> **Task instructions**:
Output all the entries word for word. Omit the pictures.

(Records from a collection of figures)
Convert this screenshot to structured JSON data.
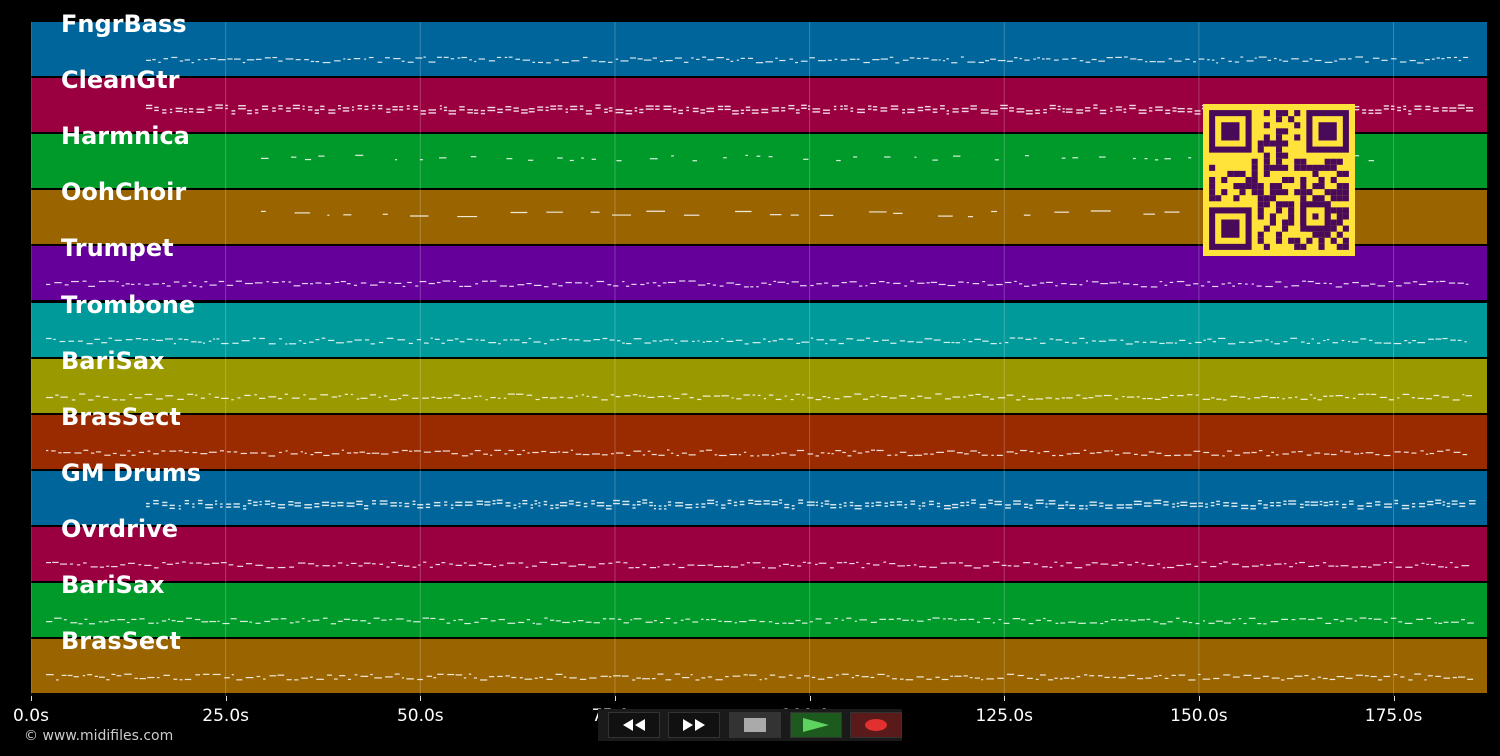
{
  "tracks": [
    {
      "name": "FngrBass",
      "color": "#00659a"
    },
    {
      "name": "CleanGtr",
      "color": "#9a0040"
    },
    {
      "name": "Harmnica",
      "color": "#009a2a"
    },
    {
      "name": "OohChoir",
      "color": "#9a6500"
    },
    {
      "name": "Trumpet",
      "color": "#65009a"
    },
    {
      "name": "Trombone",
      "color": "#009a9a"
    },
    {
      "name": "BariSax",
      "color": "#9a9a00"
    },
    {
      "name": "BrasSect",
      "color": "#9a2a00"
    },
    {
      "name": "GM Drums",
      "color": "#00659a"
    },
    {
      "name": "Ovrdrive",
      "color": "#9a0040"
    },
    {
      "name": "BariSax",
      "color": "#009a2a"
    },
    {
      "name": "BrasSect",
      "color": "#9a6500"
    }
  ],
  "time_axis": {
    "unit": "s",
    "max_seconds": 187,
    "ticks": [
      "0.0s",
      "25.0s",
      "50.0s",
      "75.0s",
      "100.0s",
      "125.0s",
      "150.0s",
      "175.0s"
    ],
    "tick_values": [
      0,
      25,
      50,
      75,
      100,
      125,
      150,
      175
    ]
  },
  "footer": {
    "copyright": "© www.midifiles.com"
  },
  "transport": {
    "buttons": [
      {
        "name": "rewind-button",
        "icon": "rewind-icon"
      },
      {
        "name": "fast-forward-button",
        "icon": "fast-forward-icon"
      },
      {
        "name": "stop-button",
        "icon": "stop-icon"
      },
      {
        "name": "play-button",
        "icon": "play-icon"
      },
      {
        "name": "record-button",
        "icon": "record-icon"
      }
    ]
  },
  "overlay": {
    "icon": "qr-code-icon",
    "color": "#ffe33b"
  }
}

> **Solution to the exercise**:
Convert this screenshot to structured JSON data.
{
  "tracks": [
    {
      "name": "FngrBass",
      "color": "#00659a"
    },
    {
      "name": "CleanGtr",
      "color": "#9a0040"
    },
    {
      "name": "Harmnica",
      "color": "#009a2a"
    },
    {
      "name": "OohChoir",
      "color": "#9a6500"
    },
    {
      "name": "Trumpet",
      "color": "#65009a"
    },
    {
      "name": "Trombone",
      "color": "#009a9a"
    },
    {
      "name": "BariSax",
      "color": "#9a9a00"
    },
    {
      "name": "BrasSect",
      "color": "#9a2a00"
    },
    {
      "name": "GM Drums",
      "color": "#00659a"
    },
    {
      "name": "Ovrdrive",
      "color": "#9a0040"
    },
    {
      "name": "BariSax",
      "color": "#009a2a"
    },
    {
      "name": "BrasSect",
      "color": "#9a6500"
    }
  ],
  "time_axis": {
    "unit": "s",
    "max_seconds": 187,
    "ticks": [
      "0.0s",
      "25.0s",
      "50.0s",
      "75.0s",
      "100.0s",
      "125.0s",
      "150.0s",
      "175.0s"
    ],
    "tick_values": [
      0,
      25,
      50,
      75,
      100,
      125,
      150,
      175
    ]
  },
  "footer": {
    "copyright": "© www.midifiles.com"
  },
  "transport": {
    "buttons": [
      {
        "name": "rewind-button",
        "icon": "rewind-icon"
      },
      {
        "name": "fast-forward-button",
        "icon": "fast-forward-icon"
      },
      {
        "name": "stop-button",
        "icon": "stop-icon"
      },
      {
        "name": "play-button",
        "icon": "play-icon"
      },
      {
        "name": "record-button",
        "icon": "record-icon"
      }
    ]
  },
  "overlay": {
    "icon": "qr-code-icon",
    "color": "#ffe33b"
  }
}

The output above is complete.